|Vietnam suffers some of the highest amounts of plastic waste reaching the sea Photo: Le Toan |
Panu Hendolin, chief technology officer of Finland’s Sulapac Ltd., handed over a collection of straws which looked as if they were made of plastic like any other type of straws found anywhere in the world.
“These straws are very special as they are environmentally friendly. After being disposed of, they will self-degrade in a very short amount of time,” Hendolin said.
The company has innovated this new type of material which has the benefits of plastic but without the waste problem. The patent-pending marine biodegradable straw is made from sustainably-sourced, renewable raw materials – wood and natural binders.
“It is expected that one day these straws, now sold widely in the Finnish market, will be exported to Vietnam,” Hendolin said. “We know that Vietnam is faced to problems around plastic waste, with a small volume of the discharged products recycled and the remainder being buried or burnt, or simply thrown into the sea, which harms the environment.”
“It is necessary to change the mindset of everyone in using plastic products,” he stressed.
In fact, plastics has many important qualities, as it is affordable, light, durable, protective, and adaptable. Over the past 50 years, the global use of plastics has grown 20-fold, and it has been estimated to at least double in the following 20 years.

[PROBLEMS TO WORK ON]
(A) Name each quality of plastics listed in the passage on biodegradable straws.
(B) Write a continuation of the passage on biodegradable straws, picking up right after its final sentence.

[INFORMATION PROVIDED]
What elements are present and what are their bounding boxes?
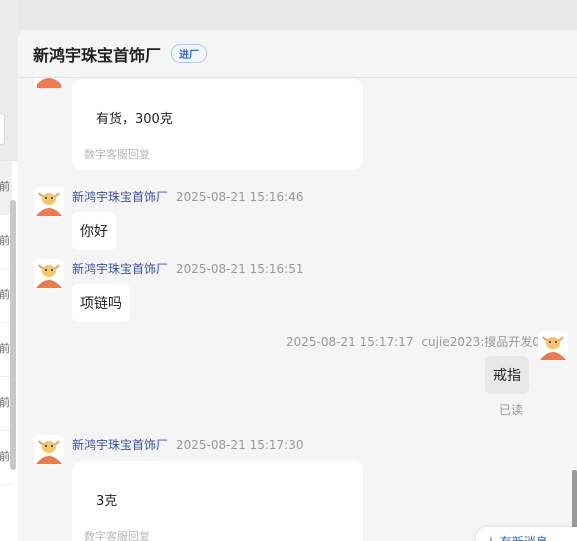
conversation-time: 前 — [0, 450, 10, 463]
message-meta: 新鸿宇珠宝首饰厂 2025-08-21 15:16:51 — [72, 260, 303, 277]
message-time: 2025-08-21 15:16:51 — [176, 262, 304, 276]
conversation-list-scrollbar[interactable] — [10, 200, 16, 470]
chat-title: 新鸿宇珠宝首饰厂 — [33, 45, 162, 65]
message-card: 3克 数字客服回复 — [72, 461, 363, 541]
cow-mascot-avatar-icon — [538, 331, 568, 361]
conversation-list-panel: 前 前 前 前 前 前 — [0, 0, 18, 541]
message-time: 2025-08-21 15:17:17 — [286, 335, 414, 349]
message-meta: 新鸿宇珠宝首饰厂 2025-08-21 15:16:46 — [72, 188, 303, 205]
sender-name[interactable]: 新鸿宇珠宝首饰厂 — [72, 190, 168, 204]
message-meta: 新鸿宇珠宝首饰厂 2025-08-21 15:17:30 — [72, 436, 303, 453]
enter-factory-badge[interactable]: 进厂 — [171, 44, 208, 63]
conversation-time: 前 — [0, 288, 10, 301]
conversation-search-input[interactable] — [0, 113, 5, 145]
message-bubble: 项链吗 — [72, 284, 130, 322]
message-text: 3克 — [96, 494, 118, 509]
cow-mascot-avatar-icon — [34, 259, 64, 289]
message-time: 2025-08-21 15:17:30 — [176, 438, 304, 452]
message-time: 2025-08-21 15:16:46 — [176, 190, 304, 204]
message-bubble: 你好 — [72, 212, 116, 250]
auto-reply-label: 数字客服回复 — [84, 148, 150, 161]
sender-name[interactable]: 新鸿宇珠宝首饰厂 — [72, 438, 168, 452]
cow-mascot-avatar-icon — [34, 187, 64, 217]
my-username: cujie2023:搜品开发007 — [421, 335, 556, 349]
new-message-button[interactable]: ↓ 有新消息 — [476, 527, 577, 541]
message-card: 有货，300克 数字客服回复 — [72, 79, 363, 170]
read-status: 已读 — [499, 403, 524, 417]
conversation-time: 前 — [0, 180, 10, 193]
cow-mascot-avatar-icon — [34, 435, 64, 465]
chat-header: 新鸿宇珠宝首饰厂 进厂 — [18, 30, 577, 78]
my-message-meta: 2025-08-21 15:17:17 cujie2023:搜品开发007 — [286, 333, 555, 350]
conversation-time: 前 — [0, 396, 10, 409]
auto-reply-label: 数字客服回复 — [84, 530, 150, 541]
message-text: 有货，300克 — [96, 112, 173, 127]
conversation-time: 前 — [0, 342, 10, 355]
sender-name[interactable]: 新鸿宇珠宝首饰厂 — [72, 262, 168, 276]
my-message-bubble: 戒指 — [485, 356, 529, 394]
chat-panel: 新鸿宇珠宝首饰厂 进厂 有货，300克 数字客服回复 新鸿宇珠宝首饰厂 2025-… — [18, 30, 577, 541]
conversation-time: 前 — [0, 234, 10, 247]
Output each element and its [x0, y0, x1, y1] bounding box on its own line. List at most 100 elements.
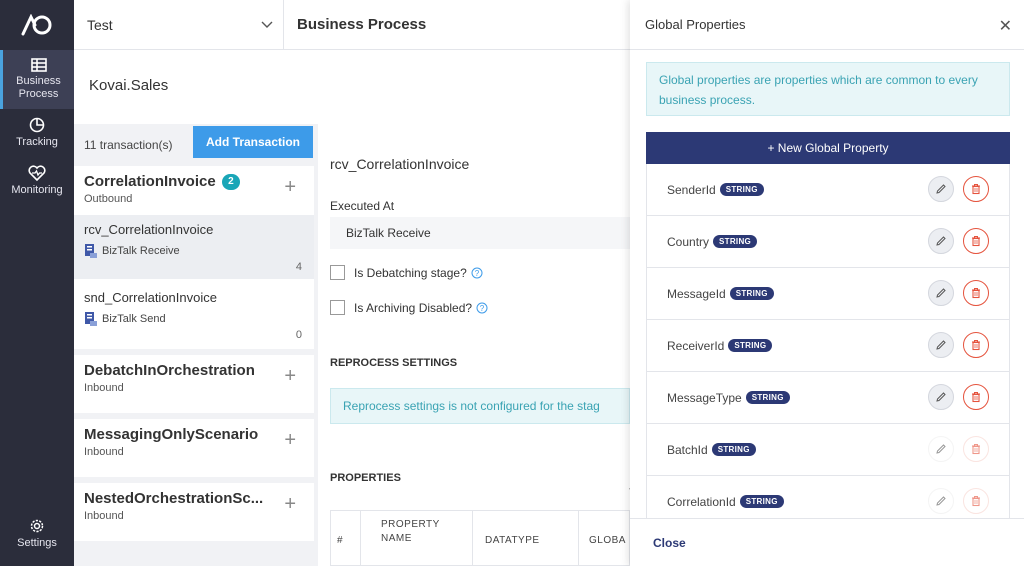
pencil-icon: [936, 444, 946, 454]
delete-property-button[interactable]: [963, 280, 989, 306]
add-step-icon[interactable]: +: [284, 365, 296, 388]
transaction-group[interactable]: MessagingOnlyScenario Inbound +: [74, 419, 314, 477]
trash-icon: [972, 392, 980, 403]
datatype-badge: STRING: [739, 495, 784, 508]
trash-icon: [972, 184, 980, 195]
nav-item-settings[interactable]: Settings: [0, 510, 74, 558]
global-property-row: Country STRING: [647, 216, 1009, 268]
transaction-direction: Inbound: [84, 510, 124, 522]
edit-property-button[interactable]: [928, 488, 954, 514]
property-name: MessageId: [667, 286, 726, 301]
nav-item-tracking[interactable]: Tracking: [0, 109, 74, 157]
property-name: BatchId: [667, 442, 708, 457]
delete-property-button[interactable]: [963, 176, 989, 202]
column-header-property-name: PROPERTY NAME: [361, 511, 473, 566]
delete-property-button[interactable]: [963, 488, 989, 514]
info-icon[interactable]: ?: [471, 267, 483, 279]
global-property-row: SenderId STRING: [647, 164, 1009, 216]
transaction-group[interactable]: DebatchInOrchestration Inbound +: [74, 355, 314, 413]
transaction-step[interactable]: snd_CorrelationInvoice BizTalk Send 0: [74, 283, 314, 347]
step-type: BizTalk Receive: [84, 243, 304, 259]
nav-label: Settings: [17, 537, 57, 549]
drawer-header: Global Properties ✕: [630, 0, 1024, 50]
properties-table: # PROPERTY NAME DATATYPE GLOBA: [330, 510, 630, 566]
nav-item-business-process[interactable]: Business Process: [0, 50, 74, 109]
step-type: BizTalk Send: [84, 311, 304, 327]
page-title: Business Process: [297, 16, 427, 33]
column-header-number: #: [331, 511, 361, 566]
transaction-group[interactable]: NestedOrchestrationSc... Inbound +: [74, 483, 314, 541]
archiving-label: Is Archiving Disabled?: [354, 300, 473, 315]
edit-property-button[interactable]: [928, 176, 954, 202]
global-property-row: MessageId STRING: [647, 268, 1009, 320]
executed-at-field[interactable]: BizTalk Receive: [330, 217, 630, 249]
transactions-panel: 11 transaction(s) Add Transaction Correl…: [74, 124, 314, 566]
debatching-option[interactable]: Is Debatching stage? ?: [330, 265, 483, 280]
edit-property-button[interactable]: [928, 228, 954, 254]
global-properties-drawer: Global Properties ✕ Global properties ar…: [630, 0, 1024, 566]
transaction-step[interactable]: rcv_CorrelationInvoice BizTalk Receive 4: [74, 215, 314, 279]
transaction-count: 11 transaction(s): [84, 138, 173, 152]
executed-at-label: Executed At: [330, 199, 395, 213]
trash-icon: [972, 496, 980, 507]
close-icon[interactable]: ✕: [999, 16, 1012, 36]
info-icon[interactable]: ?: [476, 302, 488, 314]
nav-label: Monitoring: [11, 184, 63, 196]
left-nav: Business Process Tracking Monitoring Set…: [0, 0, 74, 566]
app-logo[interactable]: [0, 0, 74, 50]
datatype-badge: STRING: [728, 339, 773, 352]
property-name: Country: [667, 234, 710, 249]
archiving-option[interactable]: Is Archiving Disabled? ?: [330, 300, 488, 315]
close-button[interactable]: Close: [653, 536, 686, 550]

[ANSWERS]
(A) affordable, light, durable, protective, adaptable

(B)
Despite the fact that an increasing share of plastics are made from bio-based materials, the World Economic Forum has estimated that in 2050, the plastics industry will use one-fifth of the world’s oil production.
However, plastics also cause problems to which there are no easy solutions. Among the topics widely discussed in the media, and in the EU and across other international forums, is marine litter. For example, Strawless Ocean, an environmental organisation that discourages the use of plastic straws, estimated that more than one million sea birds, 100,000 marine mammals, and countless fish are killed by plastic pollution each year.
Straws are one of the top 10 contributors to sea pollution. In fact, a turtle was once found with over 1,000 pieces of plastic in its stomach.
Strawless Ocean explained that as most plastic straws are too lightweight to make it through the mechanical recycling sorter, they drop through sorting screens and mix with other materials that are too small to separate, contaminating recycling loads or being disposed as garbage. Unable to biodegrade quickly, they then wind up in the ocean.
According to a recent report by the International Union for Conservation of Nature (IUCN) headquartered in Switzerland, currently more than 80 per cent of marine waste in the world comes from the mainland annually; the rest is plastics that is discharged directly into the sea.
Meanwhile in Vietnam, the country produces around 1.2 kilogrammes of waste per day, and 16 per cent of that is plastic. Vietnamese people are generating nearly 18,000 tonnes of plastic waste every single day.
Moreover, Vietnam ranks fourth globally in polluted plastic waste reaching the sea. The volume of plastic waste from the country to the waters ranges from 0.28-0.73 million tonnes per year, equivalent to 6 per cent of total plastic waste to the sea in the world, according to the IUCN.
Plastic accounts for 50-80 per cent of marine waste and this is expected to continue to increase in the near future.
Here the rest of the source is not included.